* Provided records *
[start]

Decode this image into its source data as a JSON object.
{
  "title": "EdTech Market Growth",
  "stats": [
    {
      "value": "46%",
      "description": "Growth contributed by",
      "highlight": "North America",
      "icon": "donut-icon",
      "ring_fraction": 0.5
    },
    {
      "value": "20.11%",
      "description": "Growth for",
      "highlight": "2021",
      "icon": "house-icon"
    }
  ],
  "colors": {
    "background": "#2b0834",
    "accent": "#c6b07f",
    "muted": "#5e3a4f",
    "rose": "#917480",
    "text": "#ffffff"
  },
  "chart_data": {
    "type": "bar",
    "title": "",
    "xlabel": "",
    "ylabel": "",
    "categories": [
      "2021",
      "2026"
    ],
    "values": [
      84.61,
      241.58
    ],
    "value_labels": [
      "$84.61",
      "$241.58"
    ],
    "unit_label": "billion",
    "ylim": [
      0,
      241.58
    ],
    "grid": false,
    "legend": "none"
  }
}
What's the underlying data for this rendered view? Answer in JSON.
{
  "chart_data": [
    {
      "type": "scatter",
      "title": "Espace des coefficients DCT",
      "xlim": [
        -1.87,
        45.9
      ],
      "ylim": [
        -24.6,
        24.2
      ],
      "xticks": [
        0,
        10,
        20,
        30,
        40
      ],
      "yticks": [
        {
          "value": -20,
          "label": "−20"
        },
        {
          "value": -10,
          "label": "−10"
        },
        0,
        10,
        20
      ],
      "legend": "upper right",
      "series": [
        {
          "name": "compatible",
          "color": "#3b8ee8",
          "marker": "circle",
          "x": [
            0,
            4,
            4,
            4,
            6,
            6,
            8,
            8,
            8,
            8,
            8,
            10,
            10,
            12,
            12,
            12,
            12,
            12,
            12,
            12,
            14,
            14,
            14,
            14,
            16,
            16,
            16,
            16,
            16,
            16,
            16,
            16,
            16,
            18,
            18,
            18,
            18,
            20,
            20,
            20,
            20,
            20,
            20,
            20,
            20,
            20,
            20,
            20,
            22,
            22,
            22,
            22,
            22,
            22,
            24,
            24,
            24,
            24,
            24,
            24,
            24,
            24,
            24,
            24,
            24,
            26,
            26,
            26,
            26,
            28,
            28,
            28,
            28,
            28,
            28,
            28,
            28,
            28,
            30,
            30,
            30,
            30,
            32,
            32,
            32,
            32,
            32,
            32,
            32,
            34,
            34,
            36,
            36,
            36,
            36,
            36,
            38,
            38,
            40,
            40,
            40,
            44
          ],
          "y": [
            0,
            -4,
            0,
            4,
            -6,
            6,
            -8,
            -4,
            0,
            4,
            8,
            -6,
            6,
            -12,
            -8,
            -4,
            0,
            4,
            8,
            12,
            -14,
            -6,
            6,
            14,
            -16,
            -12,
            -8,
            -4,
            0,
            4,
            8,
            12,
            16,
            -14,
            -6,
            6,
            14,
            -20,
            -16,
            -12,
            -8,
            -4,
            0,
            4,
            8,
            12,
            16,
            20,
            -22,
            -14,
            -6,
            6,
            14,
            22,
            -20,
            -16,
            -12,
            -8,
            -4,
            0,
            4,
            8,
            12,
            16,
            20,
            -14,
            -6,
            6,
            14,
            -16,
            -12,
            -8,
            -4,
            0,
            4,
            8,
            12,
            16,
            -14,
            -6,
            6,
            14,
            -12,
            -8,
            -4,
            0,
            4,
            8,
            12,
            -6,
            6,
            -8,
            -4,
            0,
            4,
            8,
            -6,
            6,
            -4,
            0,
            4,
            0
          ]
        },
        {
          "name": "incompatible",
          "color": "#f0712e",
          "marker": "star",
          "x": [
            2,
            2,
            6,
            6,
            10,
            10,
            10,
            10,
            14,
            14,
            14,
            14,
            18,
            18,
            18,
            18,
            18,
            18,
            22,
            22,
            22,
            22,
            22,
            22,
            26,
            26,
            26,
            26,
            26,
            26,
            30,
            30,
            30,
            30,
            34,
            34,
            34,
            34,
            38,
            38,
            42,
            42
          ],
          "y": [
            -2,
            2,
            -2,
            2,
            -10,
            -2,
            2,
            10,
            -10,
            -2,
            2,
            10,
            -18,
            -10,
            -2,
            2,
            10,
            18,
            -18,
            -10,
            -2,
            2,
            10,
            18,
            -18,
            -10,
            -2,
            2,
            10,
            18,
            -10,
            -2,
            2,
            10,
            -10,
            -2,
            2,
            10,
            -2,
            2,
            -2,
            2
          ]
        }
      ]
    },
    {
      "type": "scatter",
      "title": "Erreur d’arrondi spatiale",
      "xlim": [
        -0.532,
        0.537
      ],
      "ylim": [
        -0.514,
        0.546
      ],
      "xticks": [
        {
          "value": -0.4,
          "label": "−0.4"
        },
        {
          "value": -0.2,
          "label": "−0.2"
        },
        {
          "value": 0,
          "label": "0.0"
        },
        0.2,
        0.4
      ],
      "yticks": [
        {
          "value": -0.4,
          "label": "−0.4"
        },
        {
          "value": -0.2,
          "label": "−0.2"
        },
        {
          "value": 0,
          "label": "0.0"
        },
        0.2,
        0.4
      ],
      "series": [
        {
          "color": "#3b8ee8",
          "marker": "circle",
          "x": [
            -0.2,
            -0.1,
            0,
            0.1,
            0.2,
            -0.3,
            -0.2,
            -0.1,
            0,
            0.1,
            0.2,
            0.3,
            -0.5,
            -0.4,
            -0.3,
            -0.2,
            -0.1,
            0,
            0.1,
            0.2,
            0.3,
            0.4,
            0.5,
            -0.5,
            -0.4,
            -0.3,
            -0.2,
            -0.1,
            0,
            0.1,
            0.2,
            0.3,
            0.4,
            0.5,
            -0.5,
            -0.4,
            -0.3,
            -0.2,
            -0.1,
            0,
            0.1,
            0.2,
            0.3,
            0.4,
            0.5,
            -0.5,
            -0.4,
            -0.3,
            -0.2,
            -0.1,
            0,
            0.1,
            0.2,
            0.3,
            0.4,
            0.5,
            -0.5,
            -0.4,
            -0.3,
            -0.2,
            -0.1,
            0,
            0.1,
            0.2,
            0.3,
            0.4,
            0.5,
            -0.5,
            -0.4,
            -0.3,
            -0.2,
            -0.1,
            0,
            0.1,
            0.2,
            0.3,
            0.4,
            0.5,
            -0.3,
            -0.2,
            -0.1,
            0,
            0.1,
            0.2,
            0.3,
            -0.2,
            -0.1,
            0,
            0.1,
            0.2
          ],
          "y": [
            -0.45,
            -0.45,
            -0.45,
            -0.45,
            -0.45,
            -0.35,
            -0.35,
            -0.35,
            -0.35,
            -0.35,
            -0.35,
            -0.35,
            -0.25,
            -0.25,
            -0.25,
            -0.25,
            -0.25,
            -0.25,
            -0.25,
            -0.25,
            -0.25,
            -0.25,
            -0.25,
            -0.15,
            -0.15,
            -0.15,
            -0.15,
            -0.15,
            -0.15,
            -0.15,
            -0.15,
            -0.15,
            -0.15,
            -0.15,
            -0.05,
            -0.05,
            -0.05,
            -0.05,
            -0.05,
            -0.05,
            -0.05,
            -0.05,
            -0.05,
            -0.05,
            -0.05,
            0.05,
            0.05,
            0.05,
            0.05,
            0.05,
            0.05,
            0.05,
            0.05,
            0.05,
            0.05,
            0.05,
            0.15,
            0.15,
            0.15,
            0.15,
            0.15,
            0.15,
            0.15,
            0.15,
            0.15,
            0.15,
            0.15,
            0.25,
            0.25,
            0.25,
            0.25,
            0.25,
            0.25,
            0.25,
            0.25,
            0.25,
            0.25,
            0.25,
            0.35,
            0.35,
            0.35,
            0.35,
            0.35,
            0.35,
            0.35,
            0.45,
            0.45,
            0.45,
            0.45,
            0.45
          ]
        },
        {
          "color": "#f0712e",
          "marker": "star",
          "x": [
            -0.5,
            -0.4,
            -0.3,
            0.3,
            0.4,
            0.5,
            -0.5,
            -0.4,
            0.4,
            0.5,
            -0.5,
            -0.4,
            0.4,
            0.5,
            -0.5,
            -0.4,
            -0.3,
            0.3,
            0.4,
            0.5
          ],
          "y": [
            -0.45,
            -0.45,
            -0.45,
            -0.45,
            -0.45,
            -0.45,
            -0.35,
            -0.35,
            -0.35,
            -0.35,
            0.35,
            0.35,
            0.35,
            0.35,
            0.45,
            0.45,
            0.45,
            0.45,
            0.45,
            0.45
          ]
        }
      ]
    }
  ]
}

[end]

* Your goal *
Say how many lines contain "title", and give nothing but that number.

* Exercise solution *
4